### Problem to work on
List all the lines in these records that hold "color".

Entries with figure data:
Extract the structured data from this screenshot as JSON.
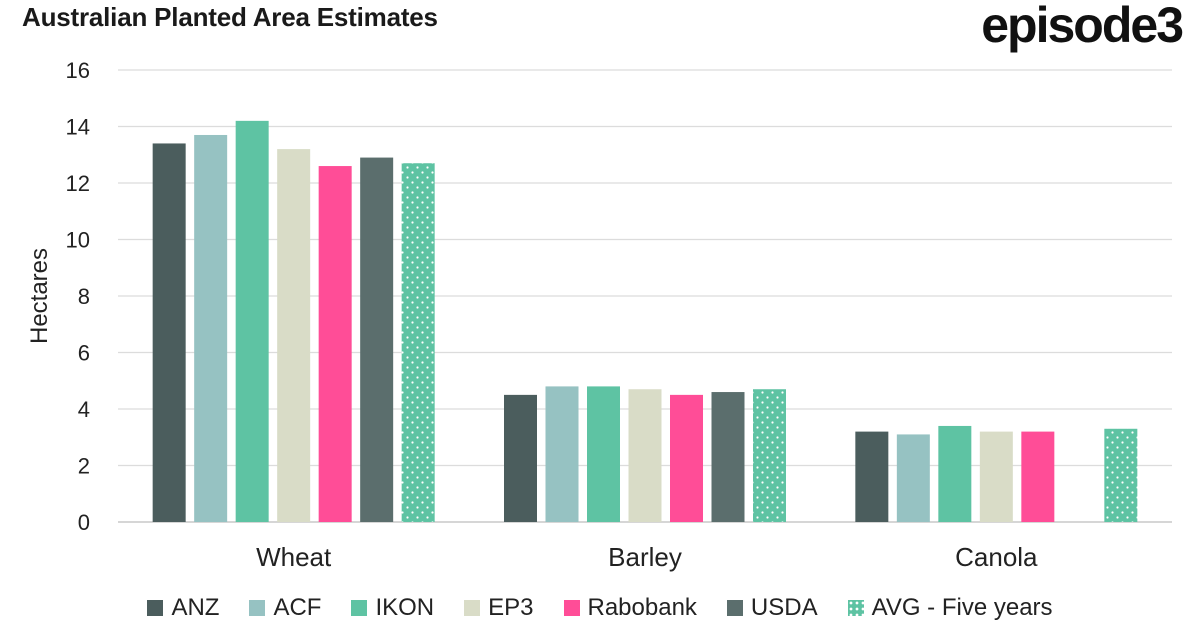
{
  "header": {
    "title": "Australian Planted Area Estimates",
    "brand": "episode3"
  },
  "chart_data": {
    "type": "bar",
    "title": "Australian Planted Area Estimates",
    "xlabel": "",
    "ylabel": "Hectares",
    "ylim": [
      0,
      16
    ],
    "yticks": [
      0,
      2,
      4,
      6,
      8,
      10,
      12,
      14,
      16
    ],
    "categories": [
      "Wheat",
      "Barley",
      "Canola"
    ],
    "grid": true,
    "legend_position": "bottom",
    "series": [
      {
        "name": "ANZ",
        "color": "#4b5d5d",
        "pattern": "solid",
        "values": [
          13.4,
          4.5,
          3.2
        ]
      },
      {
        "name": "ACF",
        "color": "#96c2c2",
        "pattern": "solid",
        "values": [
          13.7,
          4.8,
          3.1
        ]
      },
      {
        "name": "IKON",
        "color": "#5ec3a3",
        "pattern": "solid",
        "values": [
          14.2,
          4.8,
          3.4
        ]
      },
      {
        "name": "EP3",
        "color": "#d9dcc7",
        "pattern": "solid",
        "values": [
          13.2,
          4.7,
          3.2
        ]
      },
      {
        "name": "Rabobank",
        "color": "#ff4d97",
        "pattern": "solid",
        "values": [
          12.6,
          4.5,
          3.2
        ]
      },
      {
        "name": "USDA",
        "color": "#5b6e6d",
        "pattern": "solid",
        "values": [
          12.9,
          4.6,
          null
        ]
      },
      {
        "name": "AVG - Five years",
        "color": "#5ec3a3",
        "pattern": "dotted",
        "values": [
          12.7,
          4.7,
          3.3
        ]
      }
    ]
  }
}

### Answer to this problem
        "color": "#4b5d5d",
        "color": "#96c2c2",
        "color": "#5ec3a3",
        "color": "#d9dcc7",
        "color": "#ff4d97",
        "color": "#5b6e6d",
        "color": "#5ec3a3",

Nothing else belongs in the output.